_Provided data:_
** begin **
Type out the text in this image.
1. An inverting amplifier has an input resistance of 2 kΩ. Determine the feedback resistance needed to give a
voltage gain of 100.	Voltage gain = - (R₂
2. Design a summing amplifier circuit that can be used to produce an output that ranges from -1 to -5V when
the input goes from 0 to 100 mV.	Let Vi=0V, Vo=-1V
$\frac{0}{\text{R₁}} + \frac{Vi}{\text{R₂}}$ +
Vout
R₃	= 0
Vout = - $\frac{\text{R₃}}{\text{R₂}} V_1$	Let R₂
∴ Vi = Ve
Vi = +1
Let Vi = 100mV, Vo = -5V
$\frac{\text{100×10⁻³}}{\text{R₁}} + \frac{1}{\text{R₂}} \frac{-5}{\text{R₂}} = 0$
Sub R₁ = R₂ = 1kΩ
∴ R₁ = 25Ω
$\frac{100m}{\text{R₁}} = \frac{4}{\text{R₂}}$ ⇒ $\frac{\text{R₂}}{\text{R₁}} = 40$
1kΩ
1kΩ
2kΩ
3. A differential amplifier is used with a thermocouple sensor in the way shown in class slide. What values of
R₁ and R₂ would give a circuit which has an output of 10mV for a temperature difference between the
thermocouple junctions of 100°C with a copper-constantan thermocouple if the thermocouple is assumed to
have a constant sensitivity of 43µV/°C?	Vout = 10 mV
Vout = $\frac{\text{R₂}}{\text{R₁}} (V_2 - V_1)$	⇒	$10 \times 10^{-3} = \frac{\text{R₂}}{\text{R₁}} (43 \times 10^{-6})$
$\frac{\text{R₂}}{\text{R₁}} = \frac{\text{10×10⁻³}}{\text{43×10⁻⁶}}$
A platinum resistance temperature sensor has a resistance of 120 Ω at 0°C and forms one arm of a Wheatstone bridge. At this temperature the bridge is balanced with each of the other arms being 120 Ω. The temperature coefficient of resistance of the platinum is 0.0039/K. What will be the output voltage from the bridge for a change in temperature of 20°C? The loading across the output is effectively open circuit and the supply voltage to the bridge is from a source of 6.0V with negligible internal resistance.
** end **
_Problem:_ Repeat each entry word for word.

_Task response:_
Type out the text in this image.
1. An inverting amplifier has an input resistance of 2 kΩ. Determine the feedback resistance needed to give a
voltage gain of 100.	Voltage gain = - (R₂
2. Design a summing amplifier circuit that can be used to produce an output that ranges from -1 to -5V when
the input goes from 0 to 100 mV.	Let Vi=0V, Vo=-1V
$\frac{0}{\text{R₁}} + \frac{Vi}{\text{R₂}}$ +
Vout
R₃	= 0
Vout = - $\frac{\text{R₃}}{\text{R₂}} V_1$	Let R₂
∴ Vi = Ve
Vi = +1
Let Vi = 100mV, Vo = -5V
$\frac{\text{100×10⁻³}}{\text{R₁}} + \frac{1}{\text{R₂}} \frac{-5}{\text{R₂}} = 0$
Sub R₁ = R₂ = 1kΩ
∴ R₁ = 25Ω
$\frac{100m}{\text{R₁}} = \frac{4}{\text{R₂}}$ ⇒ $\frac{\text{R₂}}{\text{R₁}} = 40$
1kΩ
1kΩ
2kΩ
3. A differential amplifier is used with a thermocouple sensor in the way shown in class slide. What values of
R₁ and R₂ would give a circuit which has an output of 10mV for a temperature difference between the
thermocouple junctions of 100°C with a copper-constantan thermocouple if the thermocouple is assumed to
have a constant sensitivity of 43µV/°C?	Vout = 10 mV
Vout = $\frac{\text{R₂}}{\text{R₁}} (V_2 - V_1)$	⇒	$10 \times 10^{-3} = \frac{\text{R₂}}{\text{R₁}} (43 \times 10^{-6})$
$\frac{\text{R₂}}{\text{R₁}} = \frac{\text{10×10⁻³}}{\text{43×10⁻⁶}}$
A platinum resistance temperature sensor has a resistance of 120 Ω at 0°C and forms one arm of a Wheatstone bridge. At this temperature the bridge is balanced with each of the other arms being 120 Ω. The temperature coefficient of resistance of the platinum is 0.0039/K. What will be the output voltage from the bridge for a change in temperature of 20°C? The loading across the output is effectively open circuit and the supply voltage to the bridge is from a source of 6.0V with negligible internal resistance.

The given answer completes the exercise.